++++ TASK MATERIAL
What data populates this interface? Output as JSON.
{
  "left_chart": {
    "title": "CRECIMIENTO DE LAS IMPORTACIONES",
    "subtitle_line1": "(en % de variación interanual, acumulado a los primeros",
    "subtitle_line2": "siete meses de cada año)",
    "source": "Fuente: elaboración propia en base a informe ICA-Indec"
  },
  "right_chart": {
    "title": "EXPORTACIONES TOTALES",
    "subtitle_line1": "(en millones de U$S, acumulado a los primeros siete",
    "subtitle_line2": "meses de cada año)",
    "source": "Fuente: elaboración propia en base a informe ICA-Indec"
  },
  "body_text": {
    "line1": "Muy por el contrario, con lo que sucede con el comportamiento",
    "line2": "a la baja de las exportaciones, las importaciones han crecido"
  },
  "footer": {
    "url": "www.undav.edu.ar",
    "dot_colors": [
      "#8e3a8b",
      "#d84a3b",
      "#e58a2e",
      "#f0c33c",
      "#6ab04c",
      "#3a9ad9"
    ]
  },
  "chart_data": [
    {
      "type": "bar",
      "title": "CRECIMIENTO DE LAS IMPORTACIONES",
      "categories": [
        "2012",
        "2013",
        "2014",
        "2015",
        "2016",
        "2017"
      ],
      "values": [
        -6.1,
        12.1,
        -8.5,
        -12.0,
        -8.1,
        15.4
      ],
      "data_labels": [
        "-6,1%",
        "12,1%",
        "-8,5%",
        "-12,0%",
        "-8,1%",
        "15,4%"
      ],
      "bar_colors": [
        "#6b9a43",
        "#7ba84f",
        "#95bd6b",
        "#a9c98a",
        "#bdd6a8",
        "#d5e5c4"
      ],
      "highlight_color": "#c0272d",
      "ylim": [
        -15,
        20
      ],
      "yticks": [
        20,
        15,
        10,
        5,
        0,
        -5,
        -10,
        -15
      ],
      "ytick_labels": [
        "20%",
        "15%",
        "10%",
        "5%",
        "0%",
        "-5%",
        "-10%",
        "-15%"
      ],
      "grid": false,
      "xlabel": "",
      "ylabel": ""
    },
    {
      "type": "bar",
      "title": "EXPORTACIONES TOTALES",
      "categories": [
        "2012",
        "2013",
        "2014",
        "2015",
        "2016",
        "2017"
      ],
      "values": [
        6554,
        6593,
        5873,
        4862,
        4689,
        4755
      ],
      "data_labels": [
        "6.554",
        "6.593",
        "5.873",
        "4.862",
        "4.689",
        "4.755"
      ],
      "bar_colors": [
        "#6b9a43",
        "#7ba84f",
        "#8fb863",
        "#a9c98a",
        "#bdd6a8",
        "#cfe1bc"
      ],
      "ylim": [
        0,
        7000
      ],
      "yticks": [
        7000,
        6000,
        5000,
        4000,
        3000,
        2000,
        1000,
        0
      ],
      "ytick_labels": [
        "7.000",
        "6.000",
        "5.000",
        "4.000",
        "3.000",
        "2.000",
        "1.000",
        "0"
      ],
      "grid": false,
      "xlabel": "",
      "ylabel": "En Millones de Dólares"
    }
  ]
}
++++++++
All of the entries above need to be reproduced exactly.

What data populates this interface? Output as JSON.
{
  "left_chart": {
    "title": "CRECIMIENTO DE LAS IMPORTACIONES",
    "subtitle_line1": "(en % de variación interanual, acumulado a los primeros",
    "subtitle_line2": "siete meses de cada año)",
    "source": "Fuente: elaboración propia en base a informe ICA-Indec"
  },
  "right_chart": {
    "title": "EXPORTACIONES TOTALES",
    "subtitle_line1": "(en millones de U$S, acumulado a los primeros siete",
    "subtitle_line2": "meses de cada año)",
    "source": "Fuente: elaboración propia en base a informe ICA-Indec"
  },
  "body_text": {
    "line1": "Muy por el contrario, con lo que sucede con el comportamiento",
    "line2": "a la baja de las exportaciones, las importaciones han crecido"
  },
  "footer": {
    "url": "www.undav.edu.ar",
    "dot_colors": [
      "#8e3a8b",
      "#d84a3b",
      "#e58a2e",
      "#f0c33c",
      "#6ab04c",
      "#3a9ad9"
    ]
  },
  "chart_data": [
    {
      "type": "bar",
      "title": "CRECIMIENTO DE LAS IMPORTACIONES",
      "categories": [
        "2012",
        "2013",
        "2014",
        "2015",
        "2016",
        "2017"
      ],
      "values": [
        -6.1,
        12.1,
        -8.5,
        -12.0,
        -8.1,
        15.4
      ],
      "data_labels": [
        "-6,1%",
        "12,1%",
        "-8,5%",
        "-12,0%",
        "-8,1%",
        "15,4%"
      ],
      "bar_colors": [
        "#6b9a43",
        "#7ba84f",
        "#95bd6b",
        "#a9c98a",
        "#bdd6a8",
        "#d5e5c4"
      ],
      "highlight_color": "#c0272d",
      "ylim": [
        -15,
        20
      ],
      "yticks": [
        20,
        15,
        10,
        5,
        0,
        -5,
        -10,
        -15
      ],
      "ytick_labels": [
        "20%",
        "15%",
        "10%",
        "5%",
        "0%",
        "-5%",
        "-10%",
        "-15%"
      ],
      "grid": false,
      "xlabel": "",
      "ylabel": ""
    },
    {
      "type": "bar",
      "title": "EXPORTACIONES TOTALES",
      "categories": [
        "2012",
        "2013",
        "2014",
        "2015",
        "2016",
        "2017"
      ],
      "values": [
        6554,
        6593,
        5873,
        4862,
        4689,
        4755
      ],
      "data_labels": [
        "6.554",
        "6.593",
        "5.873",
        "4.862",
        "4.689",
        "4.755"
      ],
      "bar_colors": [
        "#6b9a43",
        "#7ba84f",
        "#8fb863",
        "#a9c98a",
        "#bdd6a8",
        "#cfe1bc"
      ],
      "ylim": [
        0,
        7000
      ],
      "yticks": [
        7000,
        6000,
        5000,
        4000,
        3000,
        2000,
        1000,
        0
      ],
      "ytick_labels": [
        "7.000",
        "6.000",
        "5.000",
        "4.000",
        "3.000",
        "2.000",
        "1.000",
        "0"
      ],
      "grid": false,
      "xlabel": "",
      "ylabel": "En Millones de Dólares"
    }
  ]
}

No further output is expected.